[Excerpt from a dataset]
********************

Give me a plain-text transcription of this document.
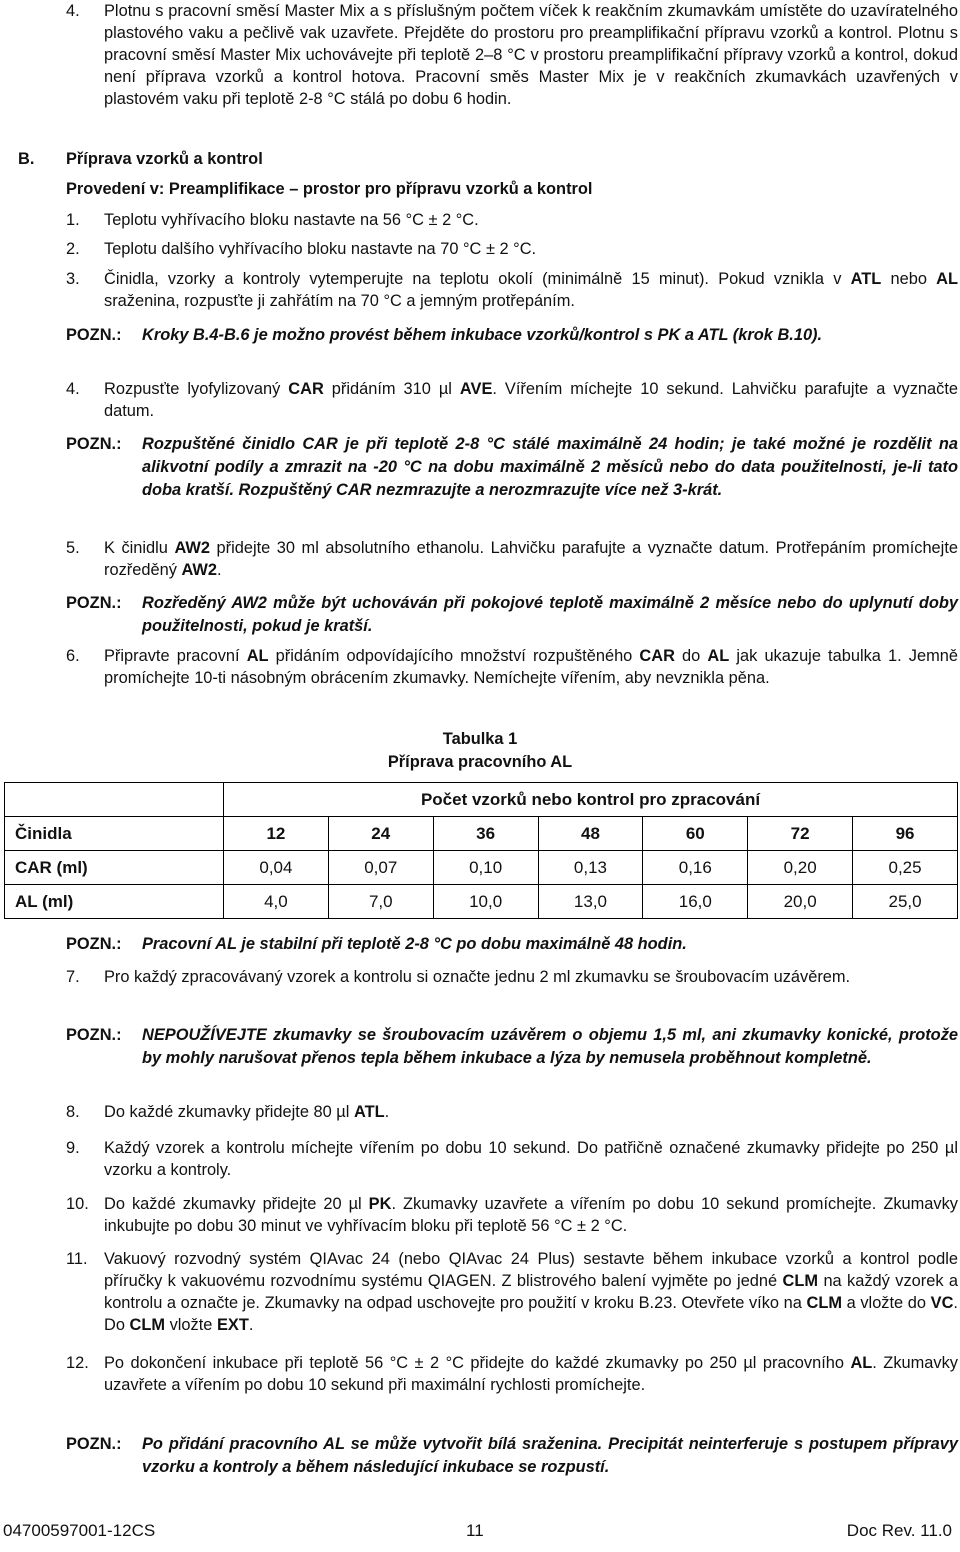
4.	Plotnu s pracovní směsí Master Mix a s příslušným počtem víček k reakčním zkumavkám umístěte do uzavíratelného plastového vaku a pečlivě vak uzavřete. Přejděte do prostoru pro preamplifikační přípravu vzorků a kontrol. Plotnu s pracovní směsí Master Mix uchovávejte při teplotě 2–8 °C v prostoru preamplifikační přípravy vzorků a kontrol, dokud není příprava vzorků a kontrol hotova. Pracovní směs Master Mix je v reakčních zkumavkách uzavřených v plastovém vaku při teplotě 2-8 °C stálá po dobu 6 hodin.
B.	Příprava vzorků a kontrol
Provedení v: Preamplifikace – prostor pro přípravu vzorků a kontrol
1.	Teplotu vyhřívacího bloku nastavte na 56 °C ± 2 °C.
2.	Teplotu dalšího vyhřívacího bloku nastavte na 70 °C ± 2 °C.
3.	Činidla, vzorky a kontroly vytemperujte na teplotu okolí (minimálně 15 minut). Pokud vznikla v ATL nebo AL sraženina, rozpusťte ji zahřátím na 70 °C a jemným protřepáním.
POZN.:	Kroky B.4-B.6 je možno provést během inkubace vzorků/kontrol s PK a ATL (krok B.10).
4.	Rozpusťte lyofylizovaný CAR přidáním 310 µl AVE. Vířením míchejte 10 sekund. Lahvičku parafujte a vyznačte datum.
POZN.:	Rozpuštěné činidlo CAR je při teplotě 2-8 °C stálé maximálně 24 hodin; je také možné je rozdělit na alikvotní podíly a zmrazit na -20 °C na dobu maximálně 2 měsíců nebo do data použitelnosti, je-li tato doba kratší. Rozpuštěný CAR nezmrazujte a nerozmrazujte více než 3-krát.
5.	K činidlu AW2 přidejte 30 ml absolutního ethanolu. Lahvičku parafujte a vyznačte datum. Protřepáním promíchejte rozředěný AW2.
POZN.:	Rozředěný AW2 může být uchováván při pokojové teplotě maximálně 2 měsíce nebo do uplynutí doby použitelnosti, pokud je kratší.
6.	Připravte pracovní AL přidáním odpovídajícího množství rozpuštěného CAR do AL jak ukazuje tabulka 1. Jemně promíchejte 10-ti násobným obrácením zkumavky. Nemíchejte vířením, aby nevznikla pěna.
Tabulka 1
Příprava pracovního AL
	Počet vzorků nebo kontrol pro zpracování						
Činidla	12	24	36	48	60	72	96
CAR (ml)	0,04	0,07	0,10	0,13	0,16	0,20	0,25
AL (ml)	4,0	7,0	10,0	13,0	16,0	20,0	25,0
POZN.:	Pracovní AL je stabilní při teplotě 2-8 °C po dobu maximálně 48 hodin.
7.	Pro každý zpracovávaný vzorek a kontrolu si označte jednu 2 ml zkumavku se šroubovacím uzávěrem.
POZN.:	NEPOUŽÍVEJTE zkumavky se šroubovacím uzávěrem o objemu 1,5 ml, ani zkumavky konické, protože by mohly narušovat přenos tepla během inkubace a lýza by nemusela proběhnout kompletně.
8.	Do každé zkumavky přidejte 80 µl ATL.
9.	Každý vzorek a kontrolu míchejte vířením po dobu 10 sekund. Do patřičně označené zkumavky přidejte po 250 µl vzorku a kontroly.
10. Do každé zkumavky přidejte 20 µl PK. Zkumavky uzavřete a vířením po dobu 10 sekund promíchejte. Zkumavky inkubujte po dobu 30 minut ve vyhřívacím bloku při teplotě 56 °C ± 2 °C.
11.	Vakuový rozvodný systém QIAvac 24 (nebo QIAvac 24 Plus) sestavte během inkubace vzorků a kontrol podle příručky k vakuovému rozvodnímu systému QIAGEN. Z blistrového balení vyjměte po jedné CLM na každý vzorek a kontrolu a označte je. Zkumavky na odpad uschovejte pro použití v kroku B.23. Otevřete víko na CLM a vložte do VC. Do CLM vložte EXT.
12. Po dokončení inkubace při teplotě 56 °C ± 2 °C přidejte do každé zkumavky po 250 µl pracovního AL. Zkumavky uzavřete a vířením po dobu 10 sekund při maximální rychlosti promíchejte.
POZN.:	Po přidání pracovního AL se může vytvořit bílá sraženina. Precipitát neinterferuje s postupem přípravy vzorku a kontroly a během následující inkubace se rozpustí.
04700597001-12CS	11	Doc Rev. 11.0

********************

Whichever lines contain the string "datum", select and copy them.

### RESPONSE TO THIS EXERCISE
4.	Rozpusťte lyofylizovaný CAR přidáním 310 µl AVE. Vířením míchejte 10 sekund. Lahvičku parafujte a vyznačte datum.
5.	K činidlu AW2 přidejte 30 ml absolutního ethanolu. Lahvičku parafujte a vyznačte datum. Protřepáním promíchejte rozředěný AW2.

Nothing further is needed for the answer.